_Goal_
Extract every line from the items below and reproduce each one verbatim, with no changes.

Start of Raw records

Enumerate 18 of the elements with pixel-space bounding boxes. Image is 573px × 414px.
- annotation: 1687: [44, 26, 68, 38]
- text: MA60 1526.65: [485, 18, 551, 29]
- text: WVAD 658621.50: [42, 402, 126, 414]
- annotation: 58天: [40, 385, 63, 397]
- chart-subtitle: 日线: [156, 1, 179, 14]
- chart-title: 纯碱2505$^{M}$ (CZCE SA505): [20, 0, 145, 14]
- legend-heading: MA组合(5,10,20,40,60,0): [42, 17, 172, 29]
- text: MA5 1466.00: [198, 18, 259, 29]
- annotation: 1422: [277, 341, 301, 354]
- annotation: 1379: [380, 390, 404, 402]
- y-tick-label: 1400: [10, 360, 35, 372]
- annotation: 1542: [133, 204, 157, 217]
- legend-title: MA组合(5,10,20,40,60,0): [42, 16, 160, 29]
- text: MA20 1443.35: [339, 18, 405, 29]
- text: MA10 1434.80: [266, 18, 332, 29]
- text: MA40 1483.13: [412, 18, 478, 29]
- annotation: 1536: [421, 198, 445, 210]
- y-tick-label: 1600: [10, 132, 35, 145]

End of Raw records

_Solution to the exercise_
Enumerate 18 of the elements with pixel-space bounding boxes. Image is 573px × 414px.
- annotation: 1687: [44, 26, 68, 38]
- text: MA60 1526.65: [485, 18, 551, 29]
- text: WVAD 658621.50: [42, 402, 126, 414]
- annotation: 58天: [40, 385, 63, 397]
- chart-subtitle: 日线: [156, 1, 179, 14]
- chart-title: 纯碱2505$^{M}$ (CZCE SA505): [20, 0, 145, 14]
- legend-heading: MA组合(5,10,20,40,60,0): [42, 17, 172, 29]
- text: MA5 1466.00: [198, 18, 259, 29]
- annotation: 1422: [277, 341, 301, 354]
- annotation: 1379: [380, 390, 404, 402]
- y-tick-label: 1400: [10, 360, 35, 372]
- annotation: 1542: [133, 204, 157, 217]
- legend-title: MA组合(5,10,20,40,60,0): [42, 16, 160, 29]
- text: MA20 1443.35: [339, 18, 405, 29]
- text: MA10 1434.80: [266, 18, 332, 29]
- text: MA40 1483.13: [412, 18, 478, 29]
- annotation: 1536: [421, 198, 445, 210]
- y-tick-label: 1600: [10, 132, 35, 145]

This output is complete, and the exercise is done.